● **Task description**:
Below is a listing to write out in full, exactly as given, without its pictures.

● **Items from a dataset**:
•••
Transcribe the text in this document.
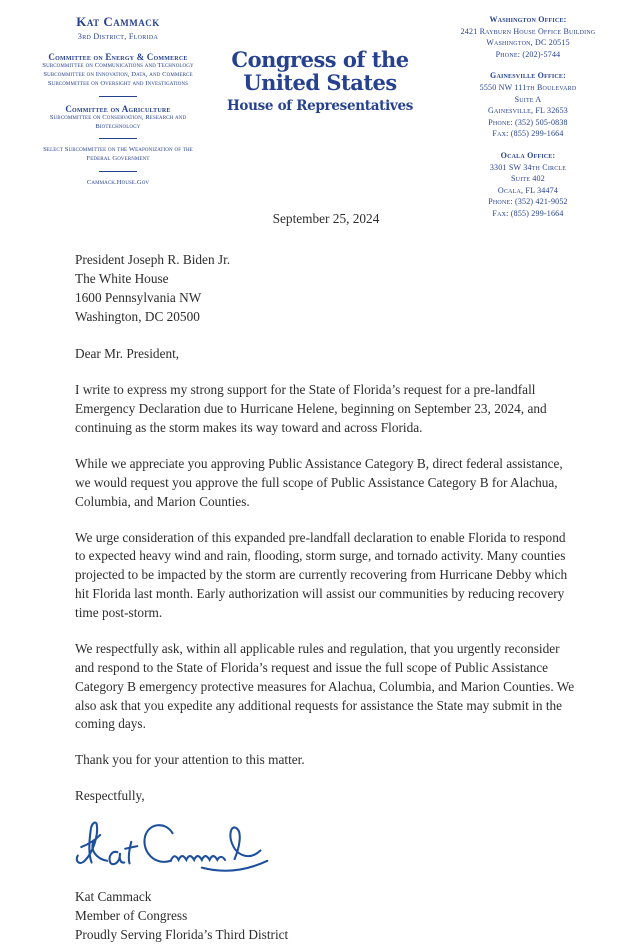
Kat Cammack
3rd District, Florida
Committee on Energy & Commerce
Subcommittee on Communications and Technology
Subcommittee on Innovation, Data, and Commerce
Subcommittee on Oversight and Investigations
Committee on Agriculture
Subcommittee on Conservation, Research and Biotechnology
Select Subcommittee on the Weaponization of the Federal Government
Cammack.House.Gov
Congress of the United States
House of Representatives
Washington Office:
2421 Rayburn House Office Building
Washington, DC 20515
Phone: (202)-5744
Gainesville Office:
5550 NW 111th Boulevard
Suite A
Gainesville, FL 32653
Phone: (352) 505-0838
Fax: (855) 299-1664
Ocala Office:
3301 SW 34th Circle
Suite 402
Ocala, FL 34474
Phone: (352) 421-9052
Fax: (855) 299-1664
September 25, 2024
President Joseph R. Biden Jr.
The White House
1600 Pennsylvania NW
Washington, DC 20500
Dear Mr. President,
I write to express my strong support for the State of Florida’s request for a pre-landfall Emergency Declaration due to Hurricane Helene, beginning on September 23, 2024, and continuing as the storm makes its way toward and across Florida.
While we appreciate you approving Public Assistance Category B, direct federal assistance, we would request you approve the full scope of Public Assistance Category B for Alachua, Columbia, and Marion Counties.
We urge consideration of this expanded pre-landfall declaration to enable Florida to respond to expected heavy wind and rain, flooding, storm surge, and tornado activity. Many counties projected to be impacted by the storm are currently recovering from Hurricane Debby which hit Florida last month. Early authorization will assist our communities by reducing recovery time post-storm.
We respectfully ask, within all applicable rules and regulation, that you urgently reconsider and respond to the State of Florida’s request and issue the full scope of Public Assistance Category B emergency protective measures for Alachua, Columbia, and Marion Counties. We also ask that you expedite any additional requests for assistance the State may submit in the coming days.
Thank you for your attention to this matter.
Respectfully,
Kat Cammack
Member of Congress
Proudly Serving Florida’s Third District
•••
● **Written solution**:
Transcribe the text in this document.
Kat Cammack
3rd District, Florida
Committee on Energy & Commerce
Subcommittee on Communications and Technology
Subcommittee on Innovation, Data, and Commerce
Subcommittee on Oversight and Investigations
Committee on Agriculture
Subcommittee on Conservation, Research and Biotechnology
Select Subcommittee on the Weaponization of the Federal Government
Cammack.House.Gov
Congress of the United States
House of Representatives
Washington Office:
2421 Rayburn House Office Building
Washington, DC 20515
Phone: (202)-5744
Gainesville Office:
5550 NW 111th Boulevard
Suite A
Gainesville, FL 32653
Phone: (352) 505-0838
Fax: (855) 299-1664
Ocala Office:
3301 SW 34th Circle
Suite 402
Ocala, FL 34474
Phone: (352) 421-9052
Fax: (855) 299-1664
September 25, 2024
President Joseph R. Biden Jr.
The White House
1600 Pennsylvania NW
Washington, DC 20500
Dear Mr. President,
I write to express my strong support for the State of Florida’s request for a pre-landfall Emergency Declaration due to Hurricane Helene, beginning on September 23, 2024, and continuing as the storm makes its way toward and across Florida.
While we appreciate you approving Public Assistance Category B, direct federal assistance, we would request you approve the full scope of Public Assistance Category B for Alachua, Columbia, and Marion Counties.
We urge consideration of this expanded pre-landfall declaration to enable Florida to respond to expected heavy wind and rain, flooding, storm surge, and tornado activity. Many counties projected to be impacted by the storm are currently recovering from Hurricane Debby which hit Florida last month. Early authorization will assist our communities by reducing recovery time post-storm.
We respectfully ask, within all applicable rules and regulation, that you urgently reconsider and respond to the State of Florida’s request and issue the full scope of Public Assistance Category B emergency protective measures for Alachua, Columbia, and Marion Counties. We also ask that you expedite any additional requests for assistance the State may submit in the coming days.
Thank you for your attention to this matter.
Respectfully,
Kat Cammack
Member of Congress
Proudly Serving Florida’s Third District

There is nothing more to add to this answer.